What you have to do
Find the string "fact" in the listing and report every line that has it.

Stored entries
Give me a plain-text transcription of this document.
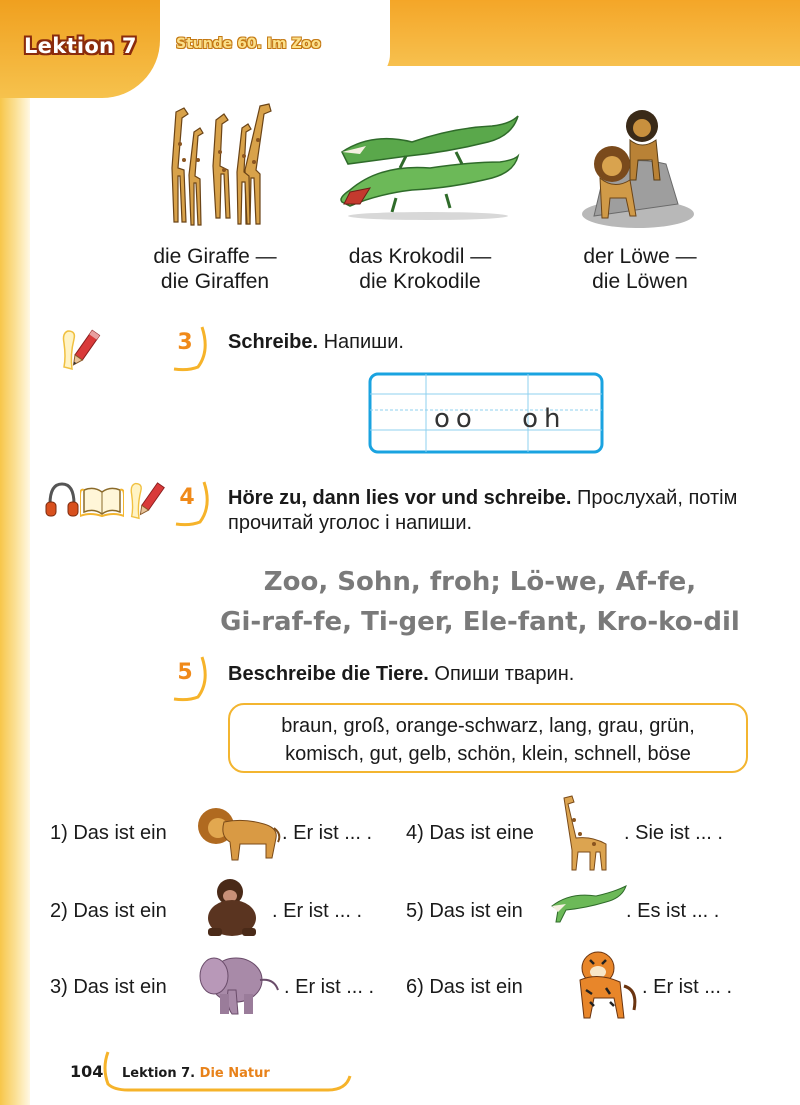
Lektion 7	Stunde 60. Im Zoo
die Giraffe —
die Giraffen
das Krokodil —
die Krokodile
der Löwe —
die Löwen
3	Schreibe. Напиши.
oo oh
4	Höre zu, dann lies vor und schreibe. Прослухай, потім прочитай уголос і напиши.
Zoo, Sohn, froh; Lö-we, Af-fe,
Gi-raf-fe, Ti-ger, Ele-fant, Kro-ko-dil
5	Beschreibe die Tiere. Опиши тварин.
braun, groß, orange-schwarz, lang, grau, grün,
komisch, gut, gelb, schön, klein, schnell, böse
1) Das ist ein	. Er ist ... .
2) Das ist ein	. Er ist ... .
3) Das ist ein	. Er ist ... .
4) Das ist eine	. Sie ist ... .
5) Das ist ein	. Es ist ... .
6) Das ist ein	. Er ist ... .
104 Lektion 7. Die Natur
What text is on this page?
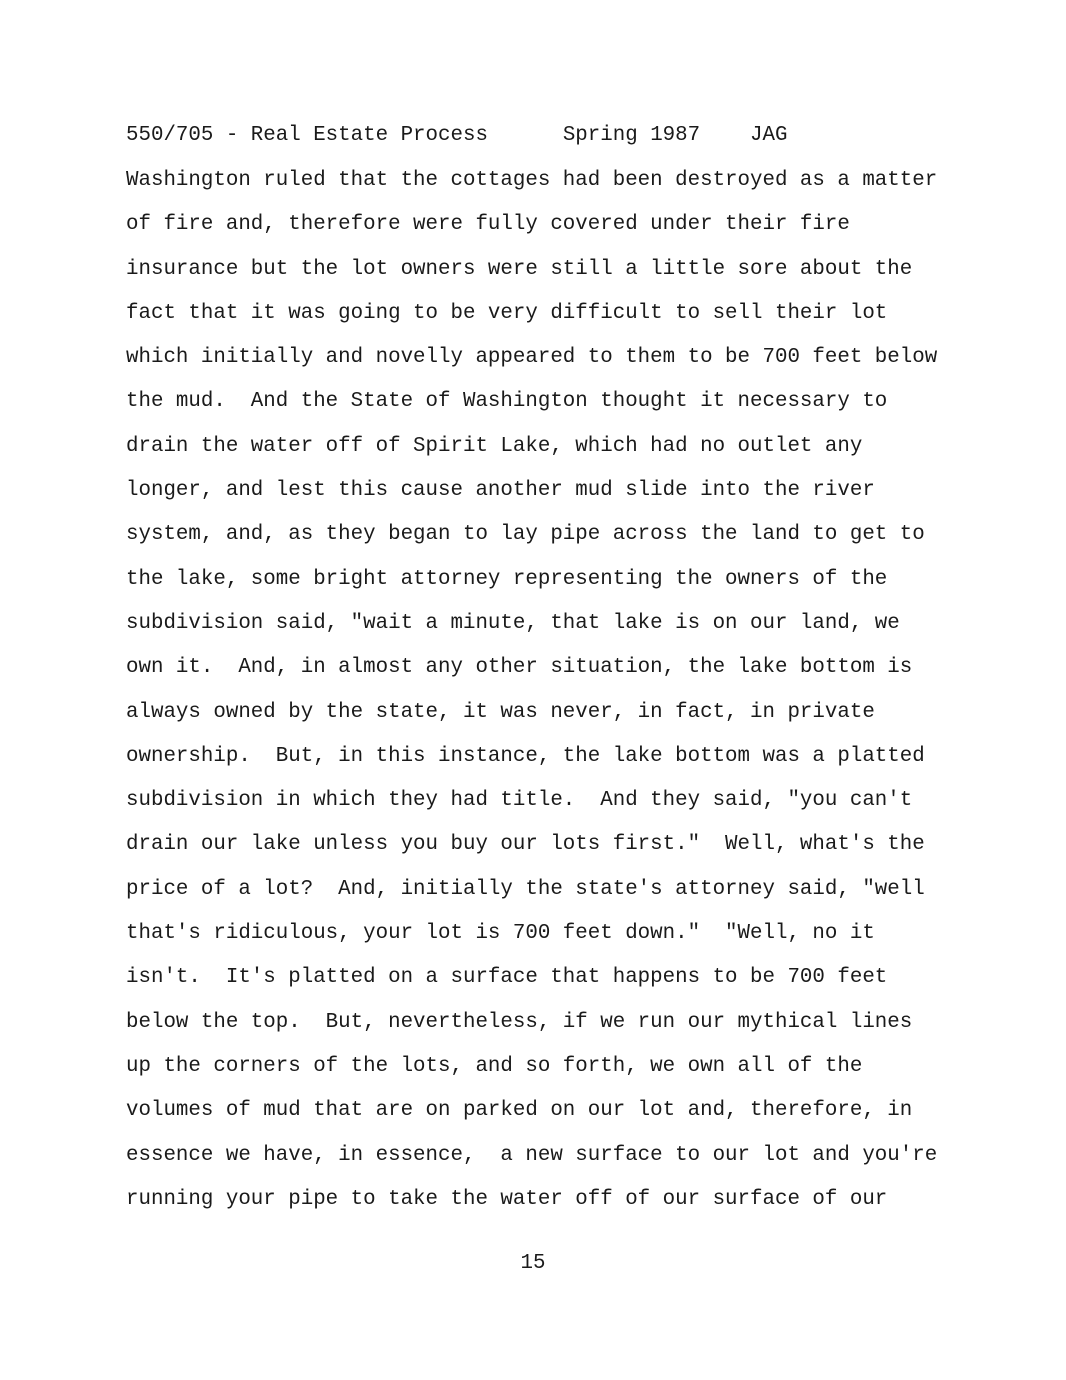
550/705 - Real Estate Process	Spring 1987 JAG
Washington ruled that the cottages had been destroyed as a matter
of fire and, therefore were fully covered under their fire
insurance but the lot owners were still a little sore about the
fact that it was going to be very difficult to sell their lot
which initially and novelly appeared to them to be 700 feet below
the mud.  And the State of Washington thought it necessary to
drain the water off of Spirit Lake, which had no outlet any
longer, and lest this cause another mud slide into the river
system, and, as they began to lay pipe across the land to get to
the lake, some bright attorney representing the owners of the
subdivision said, "wait a minute, that lake is on our land, we
own it.  And, in almost any other situation, the lake bottom is
always owned by the state, it was never, in fact, in private
ownership.  But, in this instance, the lake bottom was a platted
subdivision in which they had title.  And they said, "you can't
drain our lake unless you buy our lots first."  Well, what's the
price of a lot?  And, initially the state's attorney said, "well
that's ridiculous, your lot is 700 feet down."  "Well, no it
isn't.  It's platted on a surface that happens to be 700 feet
below the top.  But, nevertheless, if we run our mythical lines
up the corners of the lots, and so forth, we own all of the
volumes of mud that are on parked on our lot and, therefore, in
essence we have, in essence,  a new surface to our lot and you're
running your pipe to take the water off of our surface of our
15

Output below
fact that it was going to be very difficult to sell their lot
always owned by the state, it was never, in fact, in private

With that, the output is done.